Goal of the exercise – Print out the material that follows word for word.

Data rows –
* BEGIN *

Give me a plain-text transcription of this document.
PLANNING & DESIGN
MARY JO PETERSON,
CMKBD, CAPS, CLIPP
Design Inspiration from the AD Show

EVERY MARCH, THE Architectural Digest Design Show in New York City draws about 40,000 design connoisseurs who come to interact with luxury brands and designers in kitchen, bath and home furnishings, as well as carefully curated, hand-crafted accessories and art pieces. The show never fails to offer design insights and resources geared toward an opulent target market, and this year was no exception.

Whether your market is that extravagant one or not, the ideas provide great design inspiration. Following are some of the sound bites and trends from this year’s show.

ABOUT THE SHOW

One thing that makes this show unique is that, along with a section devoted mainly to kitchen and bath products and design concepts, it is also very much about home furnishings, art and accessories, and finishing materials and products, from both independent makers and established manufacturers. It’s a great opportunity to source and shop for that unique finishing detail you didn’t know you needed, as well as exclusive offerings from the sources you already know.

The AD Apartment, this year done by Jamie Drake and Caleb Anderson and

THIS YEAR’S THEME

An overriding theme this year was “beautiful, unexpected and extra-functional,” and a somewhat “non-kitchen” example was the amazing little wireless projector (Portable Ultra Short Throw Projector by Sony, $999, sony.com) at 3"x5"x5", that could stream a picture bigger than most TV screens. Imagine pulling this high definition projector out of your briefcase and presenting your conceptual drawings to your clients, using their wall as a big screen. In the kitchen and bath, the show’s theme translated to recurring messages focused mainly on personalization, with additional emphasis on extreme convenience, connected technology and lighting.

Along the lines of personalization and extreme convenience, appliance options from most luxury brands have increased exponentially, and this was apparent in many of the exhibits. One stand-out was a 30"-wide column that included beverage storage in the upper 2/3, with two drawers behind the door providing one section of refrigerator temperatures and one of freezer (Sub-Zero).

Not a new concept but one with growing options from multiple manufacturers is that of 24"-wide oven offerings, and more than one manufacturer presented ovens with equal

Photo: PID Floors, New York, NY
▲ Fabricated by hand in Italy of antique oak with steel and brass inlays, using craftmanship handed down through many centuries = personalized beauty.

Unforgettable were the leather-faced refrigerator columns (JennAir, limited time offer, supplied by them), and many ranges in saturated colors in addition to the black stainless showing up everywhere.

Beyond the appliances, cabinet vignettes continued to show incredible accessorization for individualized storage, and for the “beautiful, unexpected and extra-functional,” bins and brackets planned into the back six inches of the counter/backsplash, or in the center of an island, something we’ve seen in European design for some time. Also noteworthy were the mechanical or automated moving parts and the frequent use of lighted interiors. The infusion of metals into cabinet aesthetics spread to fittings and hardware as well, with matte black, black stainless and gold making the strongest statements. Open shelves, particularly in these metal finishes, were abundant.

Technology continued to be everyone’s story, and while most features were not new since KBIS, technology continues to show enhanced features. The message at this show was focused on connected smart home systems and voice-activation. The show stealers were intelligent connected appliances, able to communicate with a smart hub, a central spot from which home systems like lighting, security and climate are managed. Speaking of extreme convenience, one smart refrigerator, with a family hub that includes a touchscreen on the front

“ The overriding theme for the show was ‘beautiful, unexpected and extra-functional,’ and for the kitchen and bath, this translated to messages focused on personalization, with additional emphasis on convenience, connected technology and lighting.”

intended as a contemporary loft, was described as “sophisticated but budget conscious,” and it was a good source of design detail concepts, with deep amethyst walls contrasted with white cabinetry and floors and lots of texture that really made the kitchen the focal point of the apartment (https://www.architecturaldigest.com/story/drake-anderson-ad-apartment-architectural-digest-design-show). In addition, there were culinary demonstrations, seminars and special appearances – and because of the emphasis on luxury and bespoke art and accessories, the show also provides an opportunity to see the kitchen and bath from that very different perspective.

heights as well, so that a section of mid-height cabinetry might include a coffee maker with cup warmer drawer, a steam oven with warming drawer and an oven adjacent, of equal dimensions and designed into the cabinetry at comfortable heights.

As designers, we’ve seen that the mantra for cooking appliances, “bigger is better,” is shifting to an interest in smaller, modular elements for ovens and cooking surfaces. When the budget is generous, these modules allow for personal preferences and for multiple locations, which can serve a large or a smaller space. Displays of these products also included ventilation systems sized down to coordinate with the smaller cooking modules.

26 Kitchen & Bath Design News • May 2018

* END *

In response –
Give me a plain-text transcription of this document.
PLANNING & DESIGN
MARY JO PETERSON,
CMKBD, CAPS, CLIPP
Design Inspiration from the AD Show

EVERY MARCH, THE Architectural Digest Design Show in New York City draws about 40,000 design connoisseurs who come to interact with luxury brands and designers in kitchen, bath and home furnishings, as well as carefully curated, hand-crafted accessories and art pieces. The show never fails to offer design insights and resources geared toward an opulent target market, and this year was no exception.

Whether your market is that extravagant one or not, the ideas provide great design inspiration. Following are some of the sound bites and trends from this year’s show.

ABOUT THE SHOW

One thing that makes this show unique is that, along with a section devoted mainly to kitchen and bath products and design concepts, it is also very much about home furnishings, art and accessories, and finishing materials and products, from both independent makers and established manufacturers. It’s a great opportunity to source and shop for that unique finishing detail you didn’t know you needed, as well as exclusive offerings from the sources you already know.

The AD Apartment, this year done by Jamie Drake and Caleb Anderson and

THIS YEAR’S THEME

An overriding theme this year was “beautiful, unexpected and extra-functional,” and a somewhat “non-kitchen” example was the amazing little wireless projector (Portable Ultra Short Throw Projector by Sony, $999, sony.com) at 3"x5"x5", that could stream a picture bigger than most TV screens. Imagine pulling this high definition projector out of your briefcase and presenting your conceptual drawings to your clients, using their wall as a big screen. In the kitchen and bath, the show’s theme translated to recurring messages focused mainly on personalization, with additional emphasis on extreme convenience, connected technology and lighting.

Along the lines of personalization and extreme convenience, appliance options from most luxury brands have increased exponentially, and this was apparent in many of the exhibits. One stand-out was a 30"-wide column that included beverage storage in the upper 2/3, with two drawers behind the door providing one section of refrigerator temperatures and one of freezer (Sub-Zero).

Not a new concept but one with growing options from multiple manufacturers is that of 24"-wide oven offerings, and more than one manufacturer presented ovens with equal

Photo: PID Floors, New York, NY
▲ Fabricated by hand in Italy of antique oak with steel and brass inlays, using craftmanship handed down through many centuries = personalized beauty.

Unforgettable were the leather-faced refrigerator columns (JennAir, limited time offer, supplied by them), and many ranges in saturated colors in addition to the black stainless showing up everywhere.

Beyond the appliances, cabinet vignettes continued to show incredible accessorization for individualized storage, and for the “beautiful, unexpected and extra-functional,” bins and brackets planned into the back six inches of the counter/backsplash, or in the center of an island, something we’ve seen in European design for some time. Also noteworthy were the mechanical or automated moving parts and the frequent use of lighted interiors. The infusion of metals into cabinet aesthetics spread to fittings and hardware as well, with matte black, black stainless and gold making the strongest statements. Open shelves, particularly in these metal finishes, were abundant.

Technology continued to be everyone’s story, and while most features were not new since KBIS, technology continues to show enhanced features. The message at this show was focused on connected smart home systems and voice-activation. The show stealers were intelligent connected appliances, able to communicate with a smart hub, a central spot from which home systems like lighting, security and climate are managed. Speaking of extreme convenience, one smart refrigerator, with a family hub that includes a touchscreen on the front

“ The overriding theme for the show was ‘beautiful, unexpected and extra-functional,’ and for the kitchen and bath, this translated to messages focused on personalization, with additional emphasis on convenience, connected technology and lighting.”

intended as a contemporary loft, was described as “sophisticated but budget conscious,” and it was a good source of design detail concepts, with deep amethyst walls contrasted with white cabinetry and floors and lots of texture that really made the kitchen the focal point of the apartment (https://www.architecturaldigest.com/story/drake-anderson-ad-apartment-architectural-digest-design-show). In addition, there were culinary demonstrations, seminars and special appearances – and because of the emphasis on luxury and bespoke art and accessories, the show also provides an opportunity to see the kitchen and bath from that very different perspective.

heights as well, so that a section of mid-height cabinetry might include a coffee maker with cup warmer drawer, a steam oven with warming drawer and an oven adjacent, of equal dimensions and designed into the cabinetry at comfortable heights.

As designers, we’ve seen that the mantra for cooking appliances, “bigger is better,” is shifting to an interest in smaller, modular elements for ovens and cooking surfaces. When the budget is generous, these modules allow for personal preferences and for multiple locations, which can serve a large or a smaller space. Displays of these products also included ventilation systems sized down to coordinate with the smaller cooking modules.

26 Kitchen & Bath Design News • May 2018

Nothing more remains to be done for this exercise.